PROBLEM = Give only the number of lines in these records that contain the word "JSON".
——
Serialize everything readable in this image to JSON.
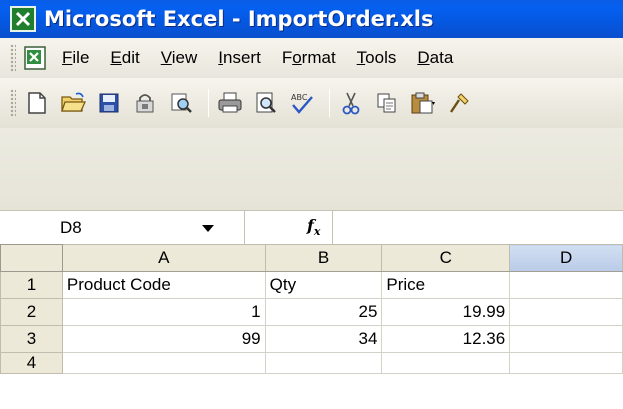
{
  "window": {
    "title": "Microsoft Excel - ImportOrder.xls",
    "icon": "excel-icon",
    "title_color": "#0558e6"
  },
  "menu": {
    "items": [
      {
        "label": "File",
        "accel": "F"
      },
      {
        "label": "Edit",
        "accel": "E"
      },
      {
        "label": "View",
        "accel": "V"
      },
      {
        "label": "Insert",
        "accel": "I"
      },
      {
        "label": "Format",
        "accel": "o"
      },
      {
        "label": "Tools",
        "accel": "T"
      },
      {
        "label": "Data",
        "accel": "D"
      }
    ]
  },
  "toolbar": {
    "buttons": [
      "new-icon",
      "open-icon",
      "save-icon",
      "permission-icon",
      "search-icon",
      "print-icon",
      "print-preview-icon",
      "spelling-icon",
      "cut-icon",
      "copy-icon",
      "paste-icon",
      "format-painter-icon"
    ]
  },
  "formula_bar": {
    "name_box": "D8",
    "fx_label": "fx",
    "formula": ""
  },
  "sheet": {
    "columns": [
      "A",
      "B",
      "C",
      "D"
    ],
    "selected_column": "D",
    "rows": [
      {
        "num": "1",
        "cells": [
          "Product Code",
          "Qty",
          "Price",
          ""
        ]
      },
      {
        "num": "2",
        "cells": [
          "1",
          "25",
          "19.99",
          ""
        ]
      },
      {
        "num": "3",
        "cells": [
          "99",
          "34",
          "12.36",
          ""
        ]
      },
      {
        "num": "4",
        "cells": [
          "",
          "",
          "",
          ""
        ]
      }
    ]
  }
}
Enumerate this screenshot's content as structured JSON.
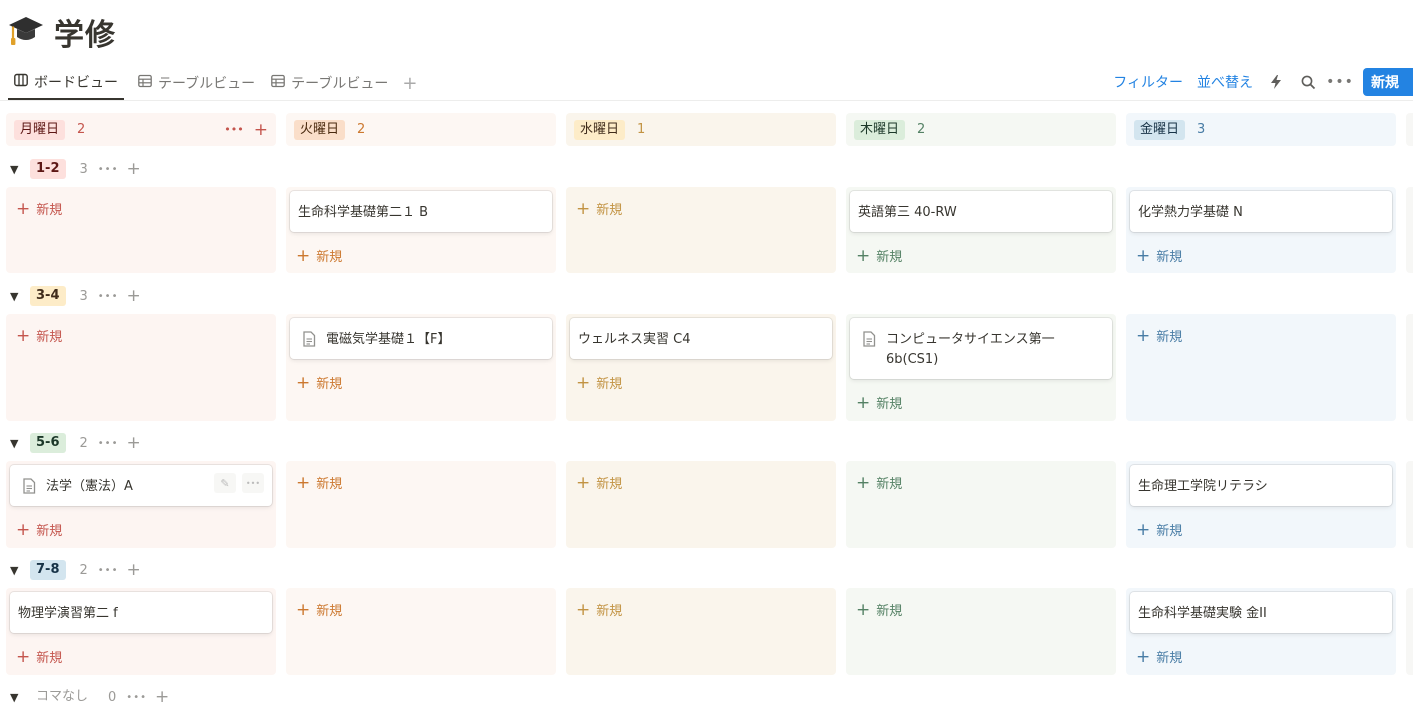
{
  "page": {
    "title": "学修",
    "icon": "graduation-cap-icon"
  },
  "views": [
    {
      "label": "ボードビュー",
      "icon": "board-icon",
      "active": true
    },
    {
      "label": "テーブルビュー",
      "icon": "table-icon",
      "active": false
    },
    {
      "label": "テーブルビュー",
      "icon": "table-icon",
      "active": false
    }
  ],
  "toolbar": {
    "filter": "フィルター",
    "sort": "並べ替え",
    "new": "新規"
  },
  "new_label": "新規",
  "columns": [
    {
      "name": "月曜日",
      "count": "2",
      "tag_bg": "#fde0dd",
      "tag_fg": "#5d1715",
      "count_fg": "#c4554d",
      "cell_bg": "#fdf5f2",
      "add_fg": "#c4554d"
    },
    {
      "name": "火曜日",
      "count": "2",
      "tag_bg": "#fadec9",
      "tag_fg": "#49290e",
      "count_fg": "#cc782f",
      "cell_bg": "#fdf7f3",
      "add_fg": "#cc782f"
    },
    {
      "name": "水曜日",
      "count": "1",
      "tag_bg": "#fdecc8",
      "tag_fg": "#402c1b",
      "count_fg": "#c29343",
      "cell_bg": "#faf5ec",
      "add_fg": "#c29343"
    },
    {
      "name": "木曜日",
      "count": "2",
      "tag_bg": "#dbeddb",
      "tag_fg": "#1c3829",
      "count_fg": "#548164",
      "cell_bg": "#f5f8f3",
      "add_fg": "#548164"
    },
    {
      "name": "金曜日",
      "count": "3",
      "tag_bg": "#d3e5ef",
      "tag_fg": "#183347",
      "count_fg": "#487ca5",
      "cell_bg": "#f2f7fb",
      "add_fg": "#487ca5"
    }
  ],
  "groups": [
    {
      "label": "1-2",
      "count": "3",
      "tag_bg": "#fde0dd",
      "tag_fg": "#5d1715",
      "cells": [
        [],
        [
          {
            "text": "生命科学基礎第二１ B",
            "doc": false
          }
        ],
        [],
        [
          {
            "text": "英語第三 40-RW",
            "doc": false
          }
        ],
        [
          {
            "text": "化学熱力学基礎 N",
            "doc": false
          }
        ]
      ]
    },
    {
      "label": "3-4",
      "count": "3",
      "tag_bg": "#fdecc8",
      "tag_fg": "#402c1b",
      "cells": [
        [],
        [
          {
            "text": "電磁気学基礎１【F】",
            "doc": true
          }
        ],
        [
          {
            "text": "ウェルネス実習 C4",
            "doc": false
          }
        ],
        [
          {
            "text": "コンピュータサイエンス第一 6b(CS1)",
            "doc": true,
            "lines": [
              "コンピュータサイエンス第一",
              "6b(CS1)"
            ]
          }
        ],
        []
      ]
    },
    {
      "label": "5-6",
      "count": "2",
      "tag_bg": "#dbeddb",
      "tag_fg": "#1c3829",
      "cells": [
        [
          {
            "text": "法学（憲法）A",
            "doc": true,
            "hover": true
          }
        ],
        [],
        [],
        [],
        [
          {
            "text": "生命理工学院リテラシ",
            "doc": false
          }
        ]
      ]
    },
    {
      "label": "7-8",
      "count": "2",
      "tag_bg": "#d3e5ef",
      "tag_fg": "#183347",
      "cells": [
        [
          {
            "text": "物理学演習第二 f",
            "doc": false
          }
        ],
        [],
        [],
        [],
        [
          {
            "text": "生命科学基礎実験 金II",
            "doc": false
          }
        ]
      ]
    }
  ],
  "last_group": {
    "label": "コマなし",
    "count": "0"
  }
}
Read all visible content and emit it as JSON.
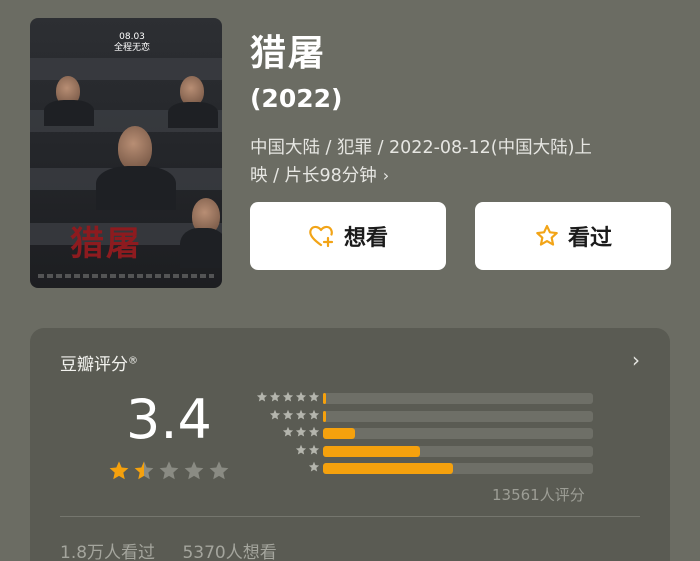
{
  "poster": {
    "date_text": "08.03",
    "release_text": "全程无恋",
    "red_title": "猎屠"
  },
  "movie": {
    "title": "猎屠",
    "year": "(2022)",
    "meta_line1": "中国大陆 / 犯罪 / 2022-08-12(中国大陆)上",
    "meta_line2": "映 / 片长98分钟",
    "meta_chevron": "›"
  },
  "actions": {
    "want_label": "想看",
    "seen_label": "看过"
  },
  "rating": {
    "header": "豆瓣评分",
    "header_mark": "®",
    "score": "3.4",
    "stars_filled": 1.5,
    "distribution_percent": {
      "five": 1,
      "four": 1,
      "three": 12,
      "two": 36,
      "one": 48
    },
    "count_text": "13561人评分",
    "seen_text": "1.8万人看过",
    "want_text": "5370人想看"
  },
  "colors": {
    "background": "#6b6c63",
    "card": "#5a5b53",
    "accent": "#f5a10d",
    "track": "#6e6f67"
  }
}
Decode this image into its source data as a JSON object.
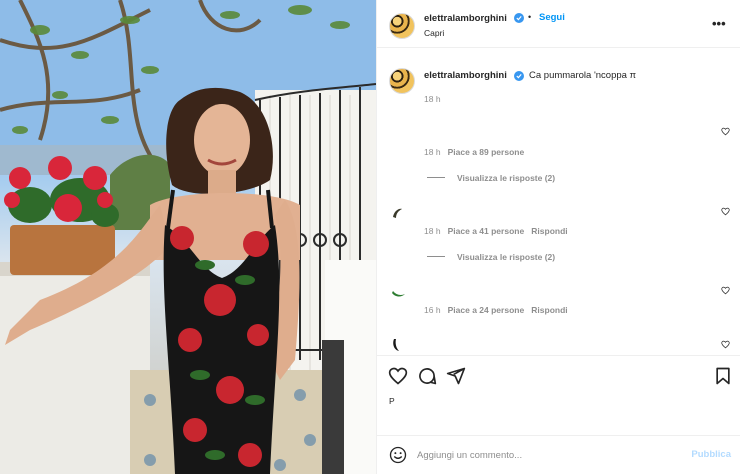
{
  "post": {
    "author": {
      "username": "elettralamborghini",
      "verified": true,
      "follow_label": "Segui",
      "location": "Capri",
      "separator": "•"
    },
    "more_label": "•••",
    "caption": {
      "username": "elettralamborghini",
      "text": "Ca pummarola 'ncoppa π",
      "time": "18 h"
    },
    "comments": [
      {
        "time": "18 h",
        "likes": "Piace a 89 persone",
        "reply_label": "",
        "replies_label": "Visualizza le risposte (2)"
      },
      {
        "time": "18 h",
        "likes": "Piace a 41 persone",
        "reply_label": "Rispondi",
        "replies_label": "Visualizza le risposte (2)"
      },
      {
        "time": "16 h",
        "likes": "Piace a 24 persone",
        "reply_label": "Rispondi",
        "replies_label": ""
      }
    ],
    "likes_partial": "P",
    "comment_box": {
      "placeholder": "Aggiungi un commento...",
      "publish_label": "Pubblica"
    }
  },
  "colors": {
    "accent": "#0095f6",
    "verified": "#3897f0",
    "publish_disabled": "#b3dbff",
    "muted_text": "#8e8e8e"
  },
  "icons": [
    "heart-icon",
    "comment-icon",
    "share-icon",
    "bookmark-icon",
    "emoji-icon",
    "more-icon",
    "verified-icon"
  ]
}
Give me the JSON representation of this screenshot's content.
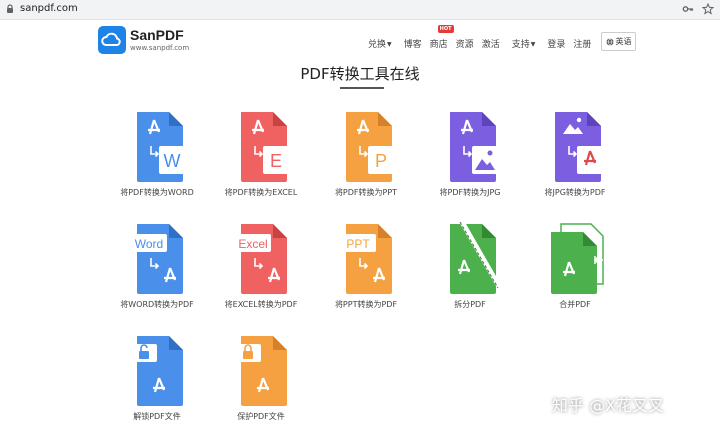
{
  "browser": {
    "url": "sanpdf.com"
  },
  "header": {
    "logo_name": "SanPDF",
    "logo_url": "www.sanpdf.com",
    "nav": [
      {
        "label": "兑换",
        "caret": true
      },
      {
        "label": "博客"
      },
      {
        "label": "商店",
        "badge": "HOT"
      },
      {
        "label": "资源"
      },
      {
        "label": "激活"
      },
      {
        "label": "支持",
        "caret": true
      },
      {
        "label": "登录"
      },
      {
        "label": "注册"
      }
    ],
    "language": "英语"
  },
  "page_title": "PDF转换工具在线",
  "colors": {
    "word": "#4a8fea",
    "excel": "#f06262",
    "ppt": "#f5a142",
    "jpg": "#7b5fe0",
    "green": "#4cb04c",
    "brand": "#1d83e6"
  },
  "tools": [
    {
      "label": "将PDF转换为WORD",
      "icon": "pdf-to-word-icon"
    },
    {
      "label": "将PDF转换为EXCEL",
      "icon": "pdf-to-excel-icon"
    },
    {
      "label": "将PDF转换为PPT",
      "icon": "pdf-to-ppt-icon"
    },
    {
      "label": "将PDF转换为JPG",
      "icon": "pdf-to-jpg-icon"
    },
    {
      "label": "将JPG转换为PDF",
      "icon": "jpg-to-pdf-icon"
    },
    {
      "label": "将WORD转换为PDF",
      "icon": "word-to-pdf-icon"
    },
    {
      "label": "将EXCEL转换为PDF",
      "icon": "excel-to-pdf-icon"
    },
    {
      "label": "将PPT转换为PDF",
      "icon": "ppt-to-pdf-icon"
    },
    {
      "label": "拆分PDF",
      "icon": "split-pdf-icon"
    },
    {
      "label": "合并PDF",
      "icon": "merge-pdf-icon"
    },
    {
      "label": "解锁PDF文件",
      "icon": "unlock-pdf-icon"
    },
    {
      "label": "保护PDF文件",
      "icon": "protect-pdf-icon"
    }
  ],
  "icon_text": {
    "w": "W",
    "e": "E",
    "p": "P",
    "word": "Word",
    "excel": "Excel",
    "ppt": "PPT"
  },
  "watermark": "知乎 @X花叉叉"
}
——
THE REPLY = 5